In addition to others' advice about letting it go, I'm also a huge fan of ensuring that the husband helps out as well. I used to feel so guilty but we do both work, even though he's outside the home. We've now also made an agreement that if one parent is still putting kids to bed, the other will work on cleaning the kitchen.

The other thing that's made a tremendous difference for us is that on Saturday morning, we do chores as a family. We sit together and make a list of what needs to be done and then decide on who will do what. The 8 year old is up to cleaning the bathroom, mopping the kitchen, or vacuuming (among smaller tasks). One parent then does mad-cleaning, while the other keeps the littler ones moving. The preschooler will do things like line up the shoes, wipe down the table, clean spots off the kitchen floor, move the laundry along, or dust. The baby, well, she's still off the hook for now. It's becoming a wonderful bonding experience where we all work together to care for our home and then we have a nice clean house to enjoy for the rest of the weekend.
post #12 of 15
I hear ya, lady. I have one little one (pregnant with number two) and she's pretty mellow so cleaning in and of itself is USUALLY not too hard. The problem is that somehow, someway she wrecks things right as I tidy. So it's a constant battle. I'm constantly finding ways to cut corners, finding ways to rearrange things to discourage messes (for example, all the books, plus the kitty litter box are in our bedroom/bathroom with a baby gate over the door-no worries about her following me into the bathroom and getting into litter now, and no worries about ripped up books either). I cannot begin to imagine how mamas and daddies that work outside of the home do anything housekeeping wise, and I can defenitely sympathize with mamas that have more "clingy" children than mine. You can't do everything. Around here, cooking is my big slacking area. Of course, to be fair, I'm not a big fan of cooking anyway, that's always been my hubby's domain more than mine.
post #13 of 15
Quote:
Originally Posted by happyhats View Post
I cannot begin to imagine how mamas and daddies that work outside of the home do anything housekeeping wise
When nobody is home all day, there is less to clean up. When my kids were little, they went to a home daycare. She fed them breakfast and lunch (no kitchen mess for us). Nobody played with anything while we were at work. We would get home at about 5pm, throw dinner together, bathe the kids, have a short play-time, story, then bed by 8:00.

Probably at least an hour of their time after we got home was spent at the dinner table and in the tub. Plus, at that time we had a house with a playroom, and 95% of the toys and kid's books were in there. I didn't really care if it was picked up spotless every single night.

Food shopping and deep housecleaning were done on weekends.
post #14 of 15
I have a 3 year old and a 1 1/2 year old. When my youngest was younger Id put her in her exerciser for 30 minutes twice a day, one period was used for cleaning and the other for cooking. The hardest time for me is between newborn and 4ish months when I couldn't put her down (DD1 would pick her up if I did) but didn't feel comfortable bending over with her in a carrier. I use to do all the stuff I could with her in the carier (DD1 would help me) then my husband would pick up the stuff off the ground when he got home. DD1 and I would do a 15 minute cleanup in her room while the baby had tummy time. I found quickly that if I was in the same room as her she wouldn't harass the baby, as long as I was paying attention to her.

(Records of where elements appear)
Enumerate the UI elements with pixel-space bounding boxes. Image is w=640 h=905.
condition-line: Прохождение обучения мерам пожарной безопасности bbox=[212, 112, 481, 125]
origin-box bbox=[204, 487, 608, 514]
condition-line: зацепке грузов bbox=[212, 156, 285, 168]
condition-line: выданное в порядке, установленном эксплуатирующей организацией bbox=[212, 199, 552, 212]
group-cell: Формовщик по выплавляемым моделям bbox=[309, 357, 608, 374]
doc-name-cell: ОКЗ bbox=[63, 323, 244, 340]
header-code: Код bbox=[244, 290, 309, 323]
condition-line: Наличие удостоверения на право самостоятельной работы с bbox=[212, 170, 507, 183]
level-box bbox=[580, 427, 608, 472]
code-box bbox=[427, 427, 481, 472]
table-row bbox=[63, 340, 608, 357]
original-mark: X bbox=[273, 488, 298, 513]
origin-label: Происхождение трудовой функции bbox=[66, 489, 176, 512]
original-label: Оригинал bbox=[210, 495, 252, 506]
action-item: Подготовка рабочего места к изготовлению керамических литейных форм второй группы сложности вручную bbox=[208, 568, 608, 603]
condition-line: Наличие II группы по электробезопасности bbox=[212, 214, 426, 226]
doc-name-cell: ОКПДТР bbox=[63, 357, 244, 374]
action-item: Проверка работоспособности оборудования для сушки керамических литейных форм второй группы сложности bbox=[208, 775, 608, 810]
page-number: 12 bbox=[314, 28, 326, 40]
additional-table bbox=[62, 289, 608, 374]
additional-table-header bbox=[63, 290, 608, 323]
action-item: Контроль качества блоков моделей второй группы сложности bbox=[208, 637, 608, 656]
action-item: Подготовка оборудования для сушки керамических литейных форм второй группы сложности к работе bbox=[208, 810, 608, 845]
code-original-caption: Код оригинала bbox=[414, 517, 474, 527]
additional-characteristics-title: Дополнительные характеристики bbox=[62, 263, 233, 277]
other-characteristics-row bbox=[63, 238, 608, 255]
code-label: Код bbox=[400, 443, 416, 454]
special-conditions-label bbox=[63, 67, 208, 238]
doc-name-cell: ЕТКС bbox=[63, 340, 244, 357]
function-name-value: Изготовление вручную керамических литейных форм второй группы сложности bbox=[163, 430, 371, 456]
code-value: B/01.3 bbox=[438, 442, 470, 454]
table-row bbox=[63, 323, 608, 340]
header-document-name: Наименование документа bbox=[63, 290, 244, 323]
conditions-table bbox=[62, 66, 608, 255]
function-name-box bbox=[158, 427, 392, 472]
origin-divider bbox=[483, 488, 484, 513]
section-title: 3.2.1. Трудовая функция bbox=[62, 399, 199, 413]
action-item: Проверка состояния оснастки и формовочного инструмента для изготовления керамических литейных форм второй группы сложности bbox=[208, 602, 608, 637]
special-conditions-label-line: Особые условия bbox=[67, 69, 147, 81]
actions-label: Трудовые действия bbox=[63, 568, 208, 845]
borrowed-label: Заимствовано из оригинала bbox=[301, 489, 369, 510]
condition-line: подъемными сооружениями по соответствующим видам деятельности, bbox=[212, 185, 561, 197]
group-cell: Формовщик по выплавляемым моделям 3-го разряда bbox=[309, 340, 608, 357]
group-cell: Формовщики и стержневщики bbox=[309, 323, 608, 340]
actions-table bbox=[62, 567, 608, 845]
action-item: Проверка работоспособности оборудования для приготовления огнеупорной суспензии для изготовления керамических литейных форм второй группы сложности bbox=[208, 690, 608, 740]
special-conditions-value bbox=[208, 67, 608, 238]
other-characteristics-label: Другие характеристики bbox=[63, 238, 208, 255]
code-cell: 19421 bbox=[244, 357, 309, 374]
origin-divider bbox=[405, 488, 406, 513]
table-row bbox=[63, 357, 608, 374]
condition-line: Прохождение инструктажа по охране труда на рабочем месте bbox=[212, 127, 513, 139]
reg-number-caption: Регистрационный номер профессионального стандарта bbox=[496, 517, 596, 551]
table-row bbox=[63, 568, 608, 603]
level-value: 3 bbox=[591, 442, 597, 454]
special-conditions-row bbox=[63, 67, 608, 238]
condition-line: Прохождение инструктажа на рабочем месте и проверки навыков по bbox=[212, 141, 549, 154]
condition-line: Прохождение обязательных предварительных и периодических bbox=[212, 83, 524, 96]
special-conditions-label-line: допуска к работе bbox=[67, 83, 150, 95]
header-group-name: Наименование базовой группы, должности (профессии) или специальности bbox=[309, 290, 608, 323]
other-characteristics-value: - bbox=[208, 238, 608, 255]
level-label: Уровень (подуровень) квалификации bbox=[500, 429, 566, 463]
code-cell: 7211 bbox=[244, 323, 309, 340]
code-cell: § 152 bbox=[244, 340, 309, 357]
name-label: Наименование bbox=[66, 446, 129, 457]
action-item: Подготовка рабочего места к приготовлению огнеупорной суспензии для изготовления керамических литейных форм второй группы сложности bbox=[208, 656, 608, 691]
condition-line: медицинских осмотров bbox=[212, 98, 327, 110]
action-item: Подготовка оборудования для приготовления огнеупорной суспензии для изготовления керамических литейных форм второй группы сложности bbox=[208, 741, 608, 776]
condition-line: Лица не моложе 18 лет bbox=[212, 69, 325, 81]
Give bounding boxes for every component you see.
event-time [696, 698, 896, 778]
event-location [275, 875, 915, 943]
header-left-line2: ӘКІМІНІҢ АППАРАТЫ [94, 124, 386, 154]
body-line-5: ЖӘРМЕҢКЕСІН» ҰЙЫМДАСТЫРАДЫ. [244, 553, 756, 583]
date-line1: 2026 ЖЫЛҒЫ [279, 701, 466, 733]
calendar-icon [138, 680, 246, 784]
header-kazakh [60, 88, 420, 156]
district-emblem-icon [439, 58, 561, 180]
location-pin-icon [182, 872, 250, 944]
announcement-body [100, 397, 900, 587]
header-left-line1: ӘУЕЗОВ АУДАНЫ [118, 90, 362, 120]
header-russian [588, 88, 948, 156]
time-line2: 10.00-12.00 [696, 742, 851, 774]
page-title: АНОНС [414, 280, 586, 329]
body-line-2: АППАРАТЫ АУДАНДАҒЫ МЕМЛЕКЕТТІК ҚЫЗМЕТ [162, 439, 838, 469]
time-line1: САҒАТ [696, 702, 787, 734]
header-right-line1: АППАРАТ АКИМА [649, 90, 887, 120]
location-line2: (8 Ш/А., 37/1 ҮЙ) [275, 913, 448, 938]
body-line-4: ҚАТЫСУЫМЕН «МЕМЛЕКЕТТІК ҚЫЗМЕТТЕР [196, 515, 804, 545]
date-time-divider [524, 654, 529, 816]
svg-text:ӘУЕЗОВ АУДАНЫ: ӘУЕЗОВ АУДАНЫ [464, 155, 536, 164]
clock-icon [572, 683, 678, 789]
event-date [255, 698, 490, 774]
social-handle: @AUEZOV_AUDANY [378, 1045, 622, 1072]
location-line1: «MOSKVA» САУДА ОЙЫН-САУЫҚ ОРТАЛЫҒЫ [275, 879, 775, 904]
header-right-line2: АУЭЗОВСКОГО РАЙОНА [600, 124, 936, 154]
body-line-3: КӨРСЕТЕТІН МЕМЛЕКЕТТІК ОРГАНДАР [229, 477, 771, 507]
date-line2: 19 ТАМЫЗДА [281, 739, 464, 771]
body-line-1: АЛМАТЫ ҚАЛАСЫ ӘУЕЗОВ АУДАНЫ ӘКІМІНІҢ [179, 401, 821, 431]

### [COMPLETE THE FOLLOWING]
1. Repeat the forum thread on keeping house with young children word for word, everything from "post #13 of" down to "every single night.".
2. Format the entries as a Markdown table with the columns Row and Entry line, covering only everything from the start of the entries down to the line containing "page-number: 12 bbox=[314, 28, 326, 40]". Leave out any blank lines.

### [ANSWER SET]
1.
post #13 of 15
Quote:
Originally Posted by happyhats View Post
I cannot begin to imagine how mamas and daddies that work outside of the home do anything housekeeping wise
When nobody is home all day, there is less to clean up. When my kids were little, they went to a home daycare. She fed them breakfast and lunch (no kitchen mess for us). Nobody played with anything while we were at work. We would get home at about 5pm, throw dinner together, bathe the kids, have a short play-time, story, then bed by 8:00.

Probably at least an hour of their time after we got home was spent at the dinner table and in the tub. Plus, at that time we had a house with a playroom, and 95% of the toys and kid's books were in there. I didn't really care if it was picked up spotless every single night.

2.
| Row | Entry line |
|---|---|
| 1 | Enumerate the UI elements with pixel-space bounding boxes. Image is w=640 h=905. |
| 2 | condition-line: Прохождение обучения мерам пожарной безопасности bbox=[212, 112, 481, 125] |
| 3 | origin-box bbox=[204, 487, 608, 514] |
| 4 | condition-line: зацепке грузов bbox=[212, 156, 285, 168] |
| 5 | condition-line: выданное в порядке, установленном эксплуатирующей организацией bbox=[212, 199, 552, 212] |
| 6 | group-cell: Формовщик по выплавляемым моделям bbox=[309, 357, 608, 374] |
| 7 | doc-name-cell: ОКЗ bbox=[63, 323, 244, 340] |
| 8 | header-code: Код bbox=[244, 290, 309, 323] |
| 9 | condition-line: Наличие удостоверения на право самостоятельной работы с bbox=[212, 170, 507, 183] |
| 10 | level-box bbox=[580, 427, 608, 472] |
| 11 | code-box bbox=[427, 427, 481, 472] |
| 12 | table-row bbox=[63, 340, 608, 357] |
| 13 | original-mark: X bbox=[273, 488, 298, 513] |
| 14 | origin-label: Происхождение трудовой функции bbox=[66, 489, 176, 512] |
| 15 | original-label: Оригинал bbox=[210, 495, 252, 506] |
| 16 | action-item: Подготовка рабочего места к изготовлению керамических литейных форм второй группы сложности вручную bbox=[208, 568, 608, 603] |
| 17 | condition-line: Наличие II группы по электробезопасности bbox=[212, 214, 426, 226] |
| 18 | doc-name-cell: ОКПДТР bbox=[63, 357, 244, 374] |
| 19 | action-item: Проверка работоспособности оборудования для сушки керамических литейных форм второй группы сложности bbox=[208, 775, 608, 810] |
| 20 | page-number: 12 bbox=[314, 28, 326, 40] |